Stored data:
— begin —

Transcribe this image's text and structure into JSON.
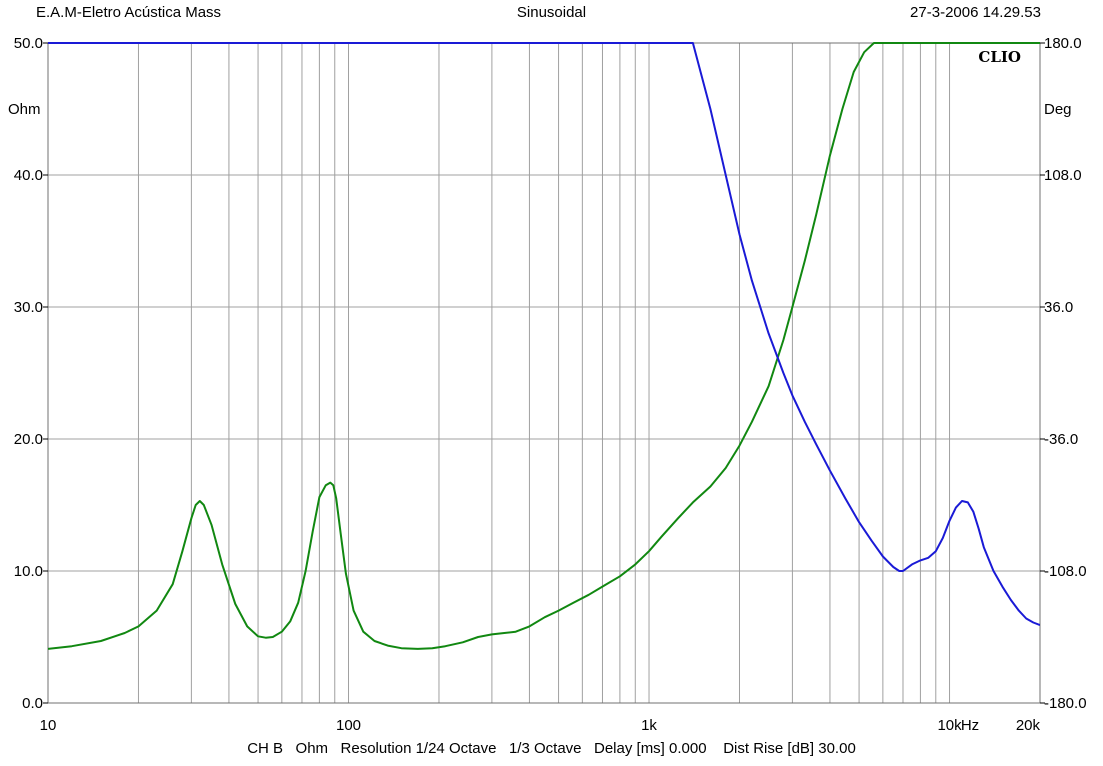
{
  "header": {
    "left": "E.A.M-Eletro Acústica Mass",
    "center": "Sinusoidal",
    "right": "27-3-2006 14.29.53"
  },
  "footer": "CH B   Ohm   Resolution 1/24 Octave   1/3 Octave   Delay [ms] 0.000    Dist Rise [dB] 30.00",
  "chart_data": {
    "type": "line",
    "logo": "CLIO",
    "x_scale": "log",
    "xlim": [
      10,
      20000
    ],
    "x_tick_labels": [
      {
        "value": 10,
        "label": "10"
      },
      {
        "value": 100,
        "label": "100"
      },
      {
        "value": 1000,
        "label": "1k"
      },
      {
        "value": 10000,
        "label": "10k"
      },
      {
        "value": 20000,
        "label": "20k"
      }
    ],
    "x_unit": "Hz",
    "y_left": {
      "unit": "Ohm",
      "ylim": [
        0,
        50
      ],
      "ticks": [
        "0.0",
        "10.0",
        "20.0",
        "30.0",
        "40.0",
        "50.0"
      ],
      "tick_values": [
        0,
        10,
        20,
        30,
        40,
        50
      ]
    },
    "y_right": {
      "unit": "Deg",
      "ylim": [
        -180,
        180
      ],
      "ticks": [
        "-180.0",
        "-108.0",
        "-36.0",
        "36.0",
        "108.0",
        "180.0"
      ],
      "tick_values": [
        -180,
        -108,
        -36,
        36,
        108,
        180
      ]
    },
    "grid": true,
    "series": [
      {
        "color": "#118811",
        "axis": "left",
        "x": [
          10,
          12,
          15,
          18,
          20,
          23,
          26,
          28,
          30,
          31,
          32,
          33,
          35,
          38,
          42,
          46,
          50,
          53,
          56,
          60,
          64,
          68,
          72,
          76,
          80,
          84,
          87,
          89,
          91,
          94,
          98,
          104,
          112,
          122,
          135,
          150,
          170,
          190,
          210,
          240,
          270,
          300,
          330,
          360,
          400,
          450,
          500,
          560,
          630,
          710,
          800,
          900,
          1000,
          1100,
          1250,
          1400,
          1600,
          1800,
          2000,
          2200,
          2500,
          2800,
          3000,
          3300,
          3600,
          4000,
          4400,
          4800,
          5200,
          5600,
          5900,
          6000,
          6300,
          7000,
          8000,
          10000,
          15000,
          20000
        ],
        "y": [
          4.1,
          4.3,
          4.7,
          5.3,
          5.8,
          7.0,
          9.0,
          11.5,
          14.0,
          15.0,
          15.3,
          15.0,
          13.5,
          10.5,
          7.5,
          5.8,
          5.05,
          4.95,
          5.0,
          5.4,
          6.2,
          7.6,
          10.0,
          13.0,
          15.6,
          16.5,
          16.7,
          16.5,
          15.5,
          13.0,
          9.8,
          7.0,
          5.4,
          4.7,
          4.35,
          4.15,
          4.1,
          4.15,
          4.3,
          4.6,
          5.0,
          5.2,
          5.3,
          5.4,
          5.8,
          6.5,
          7.0,
          7.6,
          8.2,
          8.9,
          9.6,
          10.5,
          11.5,
          12.6,
          14.0,
          15.2,
          16.4,
          17.8,
          19.5,
          21.3,
          24.0,
          27.5,
          30.0,
          33.5,
          37.0,
          41.5,
          45.0,
          47.8,
          49.3,
          50.0,
          50.0,
          50.0,
          50.0,
          50.0,
          50.0,
          50.0,
          50.0,
          50.0
        ]
      },
      {
        "color": "#1a1ad6",
        "axis": "left",
        "x": [
          10,
          100,
          1000,
          1400,
          1600,
          1800,
          2000,
          2200,
          2500,
          2800,
          3000,
          3300,
          3600,
          4000,
          4500,
          5000,
          5500,
          6000,
          6500,
          6800,
          7000,
          7500,
          8000,
          8500,
          9000,
          9500,
          10000,
          10500,
          11000,
          11500,
          12000,
          12500,
          13000,
          14000,
          15000,
          16000,
          17000,
          18000,
          19000,
          20000
        ],
        "y": [
          50.0,
          50.0,
          50.0,
          50.0,
          45.0,
          40.0,
          35.5,
          32.0,
          28.0,
          25.0,
          23.3,
          21.3,
          19.6,
          17.6,
          15.5,
          13.7,
          12.3,
          11.1,
          10.3,
          10.0,
          10.0,
          10.5,
          10.8,
          11.0,
          11.5,
          12.5,
          13.8,
          14.8,
          15.3,
          15.2,
          14.5,
          13.2,
          11.8,
          10.0,
          8.8,
          7.8,
          7.0,
          6.4,
          6.1,
          5.9
        ]
      }
    ]
  }
}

— end —

◆ AIM ◆
Print all of the entries word for word. Skip any images they contain.

◆ REPLY ◆
Transcribe this image's text and structure into JSON.
{
  "header": {
    "left": "E.A.M-Eletro Acústica Mass",
    "center": "Sinusoidal",
    "right": "27-3-2006 14.29.53"
  },
  "footer": "CH B   Ohm   Resolution 1/24 Octave   1/3 Octave   Delay [ms] 0.000    Dist Rise [dB] 30.00",
  "chart_data": {
    "type": "line",
    "logo": "CLIO",
    "x_scale": "log",
    "xlim": [
      10,
      20000
    ],
    "x_tick_labels": [
      {
        "value": 10,
        "label": "10"
      },
      {
        "value": 100,
        "label": "100"
      },
      {
        "value": 1000,
        "label": "1k"
      },
      {
        "value": 10000,
        "label": "10k"
      },
      {
        "value": 20000,
        "label": "20k"
      }
    ],
    "x_unit": "Hz",
    "y_left": {
      "unit": "Ohm",
      "ylim": [
        0,
        50
      ],
      "ticks": [
        "0.0",
        "10.0",
        "20.0",
        "30.0",
        "40.0",
        "50.0"
      ],
      "tick_values": [
        0,
        10,
        20,
        30,
        40,
        50
      ]
    },
    "y_right": {
      "unit": "Deg",
      "ylim": [
        -180,
        180
      ],
      "ticks": [
        "-180.0",
        "-108.0",
        "-36.0",
        "36.0",
        "108.0",
        "180.0"
      ],
      "tick_values": [
        -180,
        -108,
        -36,
        36,
        108,
        180
      ]
    },
    "grid": true,
    "series": [
      {
        "color": "#118811",
        "axis": "left",
        "x": [
          10,
          12,
          15,
          18,
          20,
          23,
          26,
          28,
          30,
          31,
          32,
          33,
          35,
          38,
          42,
          46,
          50,
          53,
          56,
          60,
          64,
          68,
          72,
          76,
          80,
          84,
          87,
          89,
          91,
          94,
          98,
          104,
          112,
          122,
          135,
          150,
          170,
          190,
          210,
          240,
          270,
          300,
          330,
          360,
          400,
          450,
          500,
          560,
          630,
          710,
          800,
          900,
          1000,
          1100,
          1250,
          1400,
          1600,
          1800,
          2000,
          2200,
          2500,
          2800,
          3000,
          3300,
          3600,
          4000,
          4400,
          4800,
          5200,
          5600,
          5900,
          6000,
          6300,
          7000,
          8000,
          10000,
          15000,
          20000
        ],
        "y": [
          4.1,
          4.3,
          4.7,
          5.3,
          5.8,
          7.0,
          9.0,
          11.5,
          14.0,
          15.0,
          15.3,
          15.0,
          13.5,
          10.5,
          7.5,
          5.8,
          5.05,
          4.95,
          5.0,
          5.4,
          6.2,
          7.6,
          10.0,
          13.0,
          15.6,
          16.5,
          16.7,
          16.5,
          15.5,
          13.0,
          9.8,
          7.0,
          5.4,
          4.7,
          4.35,
          4.15,
          4.1,
          4.15,
          4.3,
          4.6,
          5.0,
          5.2,
          5.3,
          5.4,
          5.8,
          6.5,
          7.0,
          7.6,
          8.2,
          8.9,
          9.6,
          10.5,
          11.5,
          12.6,
          14.0,
          15.2,
          16.4,
          17.8,
          19.5,
          21.3,
          24.0,
          27.5,
          30.0,
          33.5,
          37.0,
          41.5,
          45.0,
          47.8,
          49.3,
          50.0,
          50.0,
          50.0,
          50.0,
          50.0,
          50.0,
          50.0,
          50.0,
          50.0
        ]
      },
      {
        "color": "#1a1ad6",
        "axis": "left",
        "x": [
          10,
          100,
          1000,
          1400,
          1600,
          1800,
          2000,
          2200,
          2500,
          2800,
          3000,
          3300,
          3600,
          4000,
          4500,
          5000,
          5500,
          6000,
          6500,
          6800,
          7000,
          7500,
          8000,
          8500,
          9000,
          9500,
          10000,
          10500,
          11000,
          11500,
          12000,
          12500,
          13000,
          14000,
          15000,
          16000,
          17000,
          18000,
          19000,
          20000
        ],
        "y": [
          50.0,
          50.0,
          50.0,
          50.0,
          45.0,
          40.0,
          35.5,
          32.0,
          28.0,
          25.0,
          23.3,
          21.3,
          19.6,
          17.6,
          15.5,
          13.7,
          12.3,
          11.1,
          10.3,
          10.0,
          10.0,
          10.5,
          10.8,
          11.0,
          11.5,
          12.5,
          13.8,
          14.8,
          15.3,
          15.2,
          14.5,
          13.2,
          11.8,
          10.0,
          8.8,
          7.8,
          7.0,
          6.4,
          6.1,
          5.9
        ]
      }
    ]
  }
}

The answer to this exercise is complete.